_What you will do_
Continue the Mystic River film review from its last paragraph, writing the next part of the text.

_Excerpted text_
Movies are such an immediate medium that our evaluations of them are tied almost inextricably to the experience of watching them. Very rarely do I feel one way about a film at its end, then feel an entirely different way a few hours later. Yet that’s exactly what happened when I encountered the latest movie directed by Clint Eastwood.

I was entirely swept up in Mystic River–enthralled, gripped, impressed–during the two and a quarter hours I spent watching it. Coming out, I told friends that I liked the film very much, apart from some still unfocused reservations about its final scenes. As soon as I woke up the next morning, however, I started thinking about the movie, and by the time I got out of bed (it was Saturday, there was no hurry) my earlier regard for Eastwood’s dark crime drama had crumbled away, a sand castle of near-certainty dissolving in a tide of doubts and misgivings.

Does that sharp change of mind negate any value the movie might have? Obviously not. At the very least, Mystic River offers a fascinating lesson in how compelling subject matter and strengths in direction, acting and mood can disguise flaws in a film’s conception and writing. Besides pointing us back to Eastwood’s previous work for the sources of these relative pluses and minuses, the film also reminds us that any movie which aims for profundity must, of necessity, stand up to reflection.

Based on a best-selling novel by Dennis Lehane, Mystic River is set in motion by two crimes which occur three decades apart. In a working-class Boston neighborhood in the 1970s, three 11-year-old boys–Jimmy, Sean and Dave–are writing their names in fresh concrete when a black sedan pulls up. A man gets out, flashes a badge, and orders Dave into the car. We instantly sense that something’s dreadfully wrong; only later do we learn that two child molesters held the boy captive for four terrible days before he finally managed to escape.

Cut to the present. Jimmy (Sean Penn) is now a reformed criminal and hot-tempered but law-abiding shopkeeper with three daughters. He is still friends with Dave (Tim Robbins), whose nervous manner seems to betray the lingering effects of his childhood ordeal. One night, Dave comes home covered in blood and tells his wife (Marcia Gay Harden) that he may have killed a mugger who tried to rob him. The same night, Jimmy’s teenage daughter fails to come home, and is later found brutally beaten and shot to death near her empty car.

_Information shown_
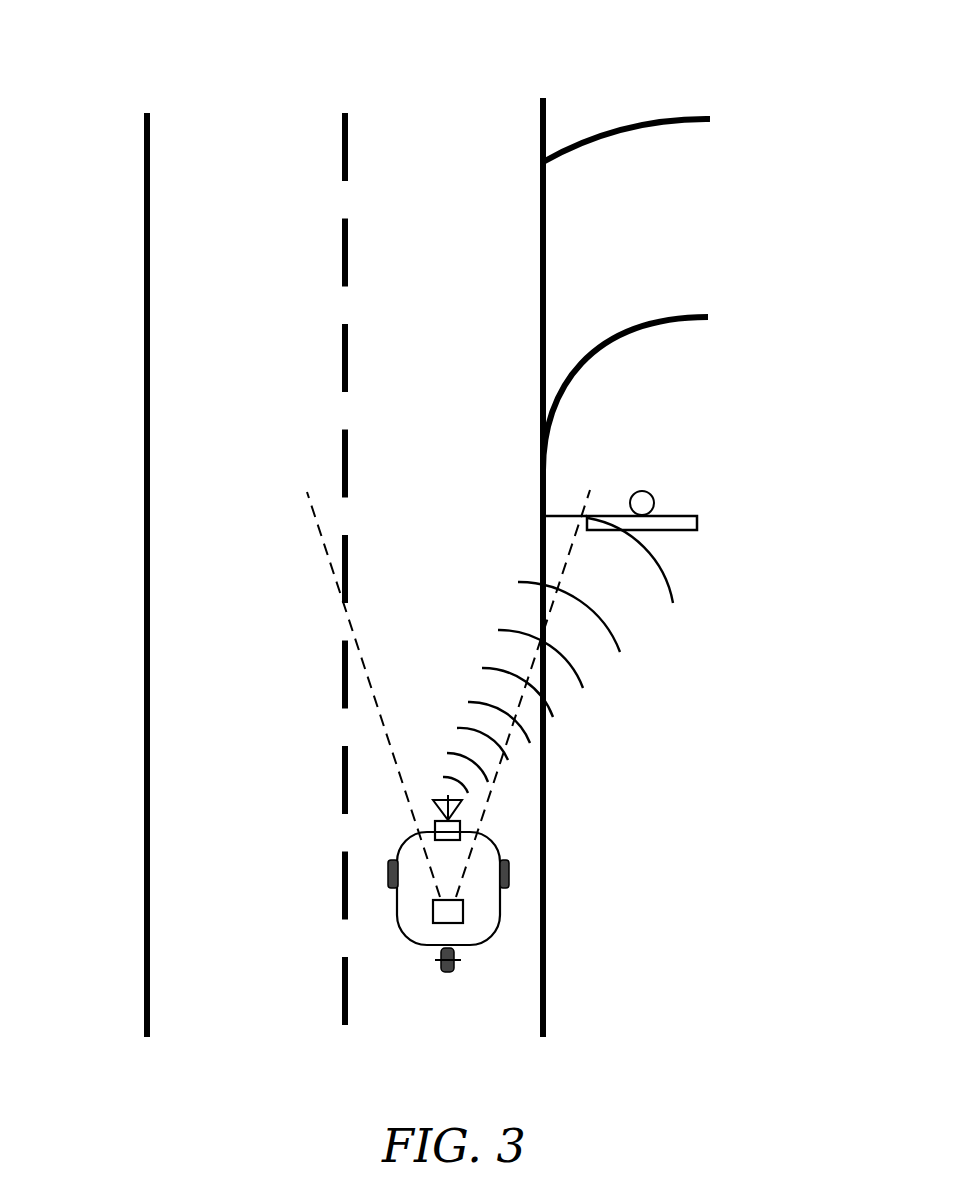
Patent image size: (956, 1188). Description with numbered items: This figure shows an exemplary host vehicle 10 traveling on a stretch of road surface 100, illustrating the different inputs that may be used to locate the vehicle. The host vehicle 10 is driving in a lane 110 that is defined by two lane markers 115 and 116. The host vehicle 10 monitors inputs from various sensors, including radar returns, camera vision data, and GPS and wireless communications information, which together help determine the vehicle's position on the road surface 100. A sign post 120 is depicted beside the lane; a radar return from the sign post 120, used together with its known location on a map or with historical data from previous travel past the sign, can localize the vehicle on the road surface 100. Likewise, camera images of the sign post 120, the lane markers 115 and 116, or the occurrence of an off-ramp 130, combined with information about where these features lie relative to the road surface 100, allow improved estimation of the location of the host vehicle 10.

_Written response_
The murder’s investigation falls to Sean (Kevin Bacon), who has not remained as close to his childhood friends as they have to each other. For everyone, though, the aftermath of the girl’s murder is horrendous. Jimmy, devastated and blind with fury, seems to believe that finding the murderer is his job, and instructs a couple of thuggish associates to conduct their own investigation. As much as this threatens to disrupt the police investigation, and perhaps to spark the fires of vigilantism, it’s also the instinctive reaction of a man overwhelmed by pain and grief.

The darkness and strength of those emotions, and the reactions to them, give the movie its initial power, which is considerable. American movies today very seldom deal in tragedy or extreme psychic pain–last year’s The Hours, a very different film than this in many ways, was a commendable recent exception–and Mystic River limns the distress of a tight-knit blue-collar community with extraordinary force and conviction.

In doing so, the film places itself in the tradition of tough-minded, character-driven dramatic realism that has been the American cinema’s most characteristic–and, arguably, most noble–mode of the last half-century. This form, however, now appears on its way into the history books, overtaken by the demands of action and spectacle, and that’s one reason I felt a great deal of sympathy for Mystic River. It’s hard to imagine a 30-year-old director making a movie so rooted in place and in the pain of ordinary people. Clint Eastwood, at age 72, still can and does make such movies, and it’s impossible not to admire both the ambitions and the skills he represents.

His abilities result in a movie with captivating surface virtues: a tense and grave atmosphere that envelops the tale’s suspenseful unfolding; a stylistic approach that’s sure-handed and eloquently direct; and an array of first-rate performances, especially from the three leads. While Penn’s work exudes his familiar hot-button bravado, Kevin Bacon’s cop offers an unusual, finely etched study in obliquely motivated reserve. Most revelatory of all, Tim Robbins gives a striking performance as the damaged, haunted Dave. Eastwood also gets sharp work out of Harden and Laura Linney, who plays Jimmy’s wife, as well as a rather perfunctory turn from Laurence Fishburne as Bacon’s cop partner.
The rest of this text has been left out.